Exercise instructions:
Using the listing below, report all lines holding the word "text".

Excerpt from a dataset:
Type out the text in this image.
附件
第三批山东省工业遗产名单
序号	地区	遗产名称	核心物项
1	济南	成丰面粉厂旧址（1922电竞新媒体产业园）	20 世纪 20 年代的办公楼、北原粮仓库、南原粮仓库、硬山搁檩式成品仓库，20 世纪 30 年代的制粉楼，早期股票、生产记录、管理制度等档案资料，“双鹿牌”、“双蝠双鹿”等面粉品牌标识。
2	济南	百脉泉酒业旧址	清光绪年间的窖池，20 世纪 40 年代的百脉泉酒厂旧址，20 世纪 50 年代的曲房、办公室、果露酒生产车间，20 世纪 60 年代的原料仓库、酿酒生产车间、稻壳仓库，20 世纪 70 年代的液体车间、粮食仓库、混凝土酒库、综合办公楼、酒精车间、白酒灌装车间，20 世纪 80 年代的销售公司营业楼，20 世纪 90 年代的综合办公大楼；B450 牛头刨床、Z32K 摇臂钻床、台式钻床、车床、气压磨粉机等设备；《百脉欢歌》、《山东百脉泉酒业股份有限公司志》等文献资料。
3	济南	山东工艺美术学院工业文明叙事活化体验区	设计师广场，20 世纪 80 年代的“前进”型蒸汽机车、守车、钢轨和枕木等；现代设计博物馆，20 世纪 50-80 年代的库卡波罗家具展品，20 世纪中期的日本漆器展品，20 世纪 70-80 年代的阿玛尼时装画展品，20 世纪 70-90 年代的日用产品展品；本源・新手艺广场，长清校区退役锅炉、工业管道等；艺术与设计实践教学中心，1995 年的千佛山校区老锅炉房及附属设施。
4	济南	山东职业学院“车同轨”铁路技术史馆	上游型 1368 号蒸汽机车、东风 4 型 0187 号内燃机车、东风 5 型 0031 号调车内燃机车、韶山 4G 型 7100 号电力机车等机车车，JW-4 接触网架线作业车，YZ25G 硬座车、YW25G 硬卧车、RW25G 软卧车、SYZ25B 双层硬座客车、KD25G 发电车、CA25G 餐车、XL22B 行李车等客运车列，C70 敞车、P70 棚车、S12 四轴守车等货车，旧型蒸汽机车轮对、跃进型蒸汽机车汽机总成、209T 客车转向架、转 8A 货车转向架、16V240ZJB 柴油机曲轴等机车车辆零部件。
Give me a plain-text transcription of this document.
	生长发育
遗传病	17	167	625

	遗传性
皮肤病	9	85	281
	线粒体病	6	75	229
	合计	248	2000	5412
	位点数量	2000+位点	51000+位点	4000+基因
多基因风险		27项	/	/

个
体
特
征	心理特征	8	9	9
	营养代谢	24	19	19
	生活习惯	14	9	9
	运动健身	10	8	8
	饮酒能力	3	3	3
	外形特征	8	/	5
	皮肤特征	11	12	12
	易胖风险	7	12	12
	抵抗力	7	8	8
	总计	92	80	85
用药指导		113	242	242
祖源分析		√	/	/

Answer below:
Type out the text in this image.
Give me a plain-text transcription of this document.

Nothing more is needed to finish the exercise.